* [What is needed]
Reproduce every entry in the listing without alteration.

***** Data supplied *****

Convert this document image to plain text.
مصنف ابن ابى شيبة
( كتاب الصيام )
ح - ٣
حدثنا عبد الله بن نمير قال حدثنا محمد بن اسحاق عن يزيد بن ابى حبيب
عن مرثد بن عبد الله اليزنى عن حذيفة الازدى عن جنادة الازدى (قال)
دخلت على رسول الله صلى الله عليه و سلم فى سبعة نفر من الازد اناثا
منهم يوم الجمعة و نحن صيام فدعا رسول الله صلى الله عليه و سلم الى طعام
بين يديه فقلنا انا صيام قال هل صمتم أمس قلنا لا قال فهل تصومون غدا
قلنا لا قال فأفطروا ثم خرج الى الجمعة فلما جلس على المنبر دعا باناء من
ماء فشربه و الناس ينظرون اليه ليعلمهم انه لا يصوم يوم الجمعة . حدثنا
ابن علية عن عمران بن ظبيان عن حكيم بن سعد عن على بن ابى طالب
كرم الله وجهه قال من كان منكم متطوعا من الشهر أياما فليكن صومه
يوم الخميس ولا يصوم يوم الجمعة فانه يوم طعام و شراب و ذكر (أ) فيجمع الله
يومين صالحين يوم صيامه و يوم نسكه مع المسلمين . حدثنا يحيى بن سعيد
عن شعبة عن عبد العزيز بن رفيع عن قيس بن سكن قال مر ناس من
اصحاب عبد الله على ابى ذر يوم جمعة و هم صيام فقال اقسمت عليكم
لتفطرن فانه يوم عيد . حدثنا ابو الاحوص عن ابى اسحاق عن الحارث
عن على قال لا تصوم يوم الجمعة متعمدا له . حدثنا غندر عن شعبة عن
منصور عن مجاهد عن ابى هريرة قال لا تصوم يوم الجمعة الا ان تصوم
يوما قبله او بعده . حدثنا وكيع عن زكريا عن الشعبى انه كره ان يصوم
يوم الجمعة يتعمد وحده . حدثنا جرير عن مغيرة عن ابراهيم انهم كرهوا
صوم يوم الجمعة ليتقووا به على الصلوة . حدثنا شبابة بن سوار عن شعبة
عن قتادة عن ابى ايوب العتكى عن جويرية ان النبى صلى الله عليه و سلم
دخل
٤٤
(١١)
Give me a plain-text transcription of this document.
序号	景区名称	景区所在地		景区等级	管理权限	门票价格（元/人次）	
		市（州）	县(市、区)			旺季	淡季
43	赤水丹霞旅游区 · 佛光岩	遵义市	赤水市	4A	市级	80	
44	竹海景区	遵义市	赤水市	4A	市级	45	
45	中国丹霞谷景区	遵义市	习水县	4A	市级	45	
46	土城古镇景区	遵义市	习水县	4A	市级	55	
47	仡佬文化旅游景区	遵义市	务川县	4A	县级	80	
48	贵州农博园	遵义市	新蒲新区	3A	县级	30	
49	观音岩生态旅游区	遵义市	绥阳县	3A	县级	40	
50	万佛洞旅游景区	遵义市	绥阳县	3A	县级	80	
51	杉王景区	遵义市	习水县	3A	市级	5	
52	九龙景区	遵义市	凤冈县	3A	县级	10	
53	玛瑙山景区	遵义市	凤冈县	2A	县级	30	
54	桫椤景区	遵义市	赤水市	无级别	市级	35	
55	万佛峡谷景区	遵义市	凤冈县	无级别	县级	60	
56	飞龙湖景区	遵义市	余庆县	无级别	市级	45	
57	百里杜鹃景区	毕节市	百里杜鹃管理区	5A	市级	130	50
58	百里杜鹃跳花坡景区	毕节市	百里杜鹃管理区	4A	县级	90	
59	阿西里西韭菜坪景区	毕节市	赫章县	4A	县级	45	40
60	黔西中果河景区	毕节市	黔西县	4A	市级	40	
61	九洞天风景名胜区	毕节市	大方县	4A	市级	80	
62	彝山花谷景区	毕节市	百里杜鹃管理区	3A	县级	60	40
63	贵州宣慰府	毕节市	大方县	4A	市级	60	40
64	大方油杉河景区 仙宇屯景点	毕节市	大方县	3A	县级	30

*****

* [Problem solution]
Convert this document image to plain text.
مصنف ابن ابى شيبة
( كتاب الصيام )
ح - ٣
حدثنا عبد الله بن نمير قال حدثنا محمد بن اسحاق عن يزيد بن ابى حبيب
عن مرثد بن عبد الله اليزنى عن حذيفة الازدى عن جنادة الازدى (قال)
دخلت على رسول الله صلى الله عليه و سلم فى سبعة نفر من الازد اناثا
منهم يوم الجمعة و نحن صيام فدعا رسول الله صلى الله عليه و سلم الى طعام
بين يديه فقلنا انا صيام قال هل صمتم أمس قلنا لا قال فهل تصومون غدا
قلنا لا قال فأفطروا ثم خرج الى الجمعة فلما جلس على المنبر دعا باناء من
ماء فشربه و الناس ينظرون اليه ليعلمهم انه لا يصوم يوم الجمعة . حدثنا
ابن علية عن عمران بن ظبيان عن حكيم بن سعد عن على بن ابى طالب
كرم الله وجهه قال من كان منكم متطوعا من الشهر أياما فليكن صومه
يوم الخميس ولا يصوم يوم الجمعة فانه يوم طعام و شراب و ذكر (أ) فيجمع الله
يومين صالحين يوم صيامه و يوم نسكه مع المسلمين . حدثنا يحيى بن سعيد
عن شعبة عن عبد العزيز بن رفيع عن قيس بن سكن قال مر ناس من
اصحاب عبد الله على ابى ذر يوم جمعة و هم صيام فقال اقسمت عليكم
لتفطرن فانه يوم عيد . حدثنا ابو الاحوص عن ابى اسحاق عن الحارث
عن على قال لا تصوم يوم الجمعة متعمدا له . حدثنا غندر عن شعبة عن
منصور عن مجاهد عن ابى هريرة قال لا تصوم يوم الجمعة الا ان تصوم
يوما قبله او بعده . حدثنا وكيع عن زكريا عن الشعبى انه كره ان يصوم
يوم الجمعة يتعمد وحده . حدثنا جرير عن مغيرة عن ابراهيم انهم كرهوا
صوم يوم الجمعة ليتقووا به على الصلوة . حدثنا شبابة بن سوار عن شعبة
عن قتادة عن ابى ايوب العتكى عن جويرية ان النبى صلى الله عليه و سلم
دخل
٤٤
(١١)
Give me a plain-text transcription of this document.
序号	景区名称	景区所在地		景区等级	管理权限	门票价格（元/人次）	
		市（州）	县(市、区)			旺季	淡季
43	赤水丹霞旅游区 · 佛光岩	遵义市	赤水市	4A	市级	80	
44	竹海景区	遵义市	赤水市	4A	市级	45	
45	中国丹霞谷景区	遵义市	习水县	4A	市级	45	
46	土城古镇景区	遵义市	习水县	4A	市级	55	
47	仡佬文化旅游景区	遵义市	务川县	4A	县级	80	
48	贵州农博园	遵义市	新蒲新区	3A	县级	30	
49	观音岩生态旅游区	遵义市	绥阳县	3A	县级	40	
50	万佛洞旅游景区	遵义市	绥阳县	3A	县级	80	
51	杉王景区	遵义市	习水县	3A	市级	5	
52	九龙景区	遵义市	凤冈县	3A	县级	10	
53	玛瑙山景区	遵义市	凤冈县	2A	县级	30	
54	桫椤景区	遵义市	赤水市	无级别	市级	35	
55	万佛峡谷景区	遵义市	凤冈县	无级别	县级	60	
56	飞龙湖景区	遵义市	余庆县	无级别	市级	45	
57	百里杜鹃景区	毕节市	百里杜鹃管理区	5A	市级	130	50
58	百里杜鹃跳花坡景区	毕节市	百里杜鹃管理区	4A	县级	90	
59	阿西里西韭菜坪景区	毕节市	赫章县	4A	县级	45	40
60	黔西中果河景区	毕节市	黔西县	4A	市级	40	
61	九洞天风景名胜区	毕节市	大方县	4A	市级	80	
62	彝山花谷景区	毕节市	百里杜鹃管理区	3A	县级	60	40
63	贵州宣慰府	毕节市	大方县	4A	市级	60	40
64	大方油杉河景区 仙宇屯景点	毕节市	大方县	3A	县级	30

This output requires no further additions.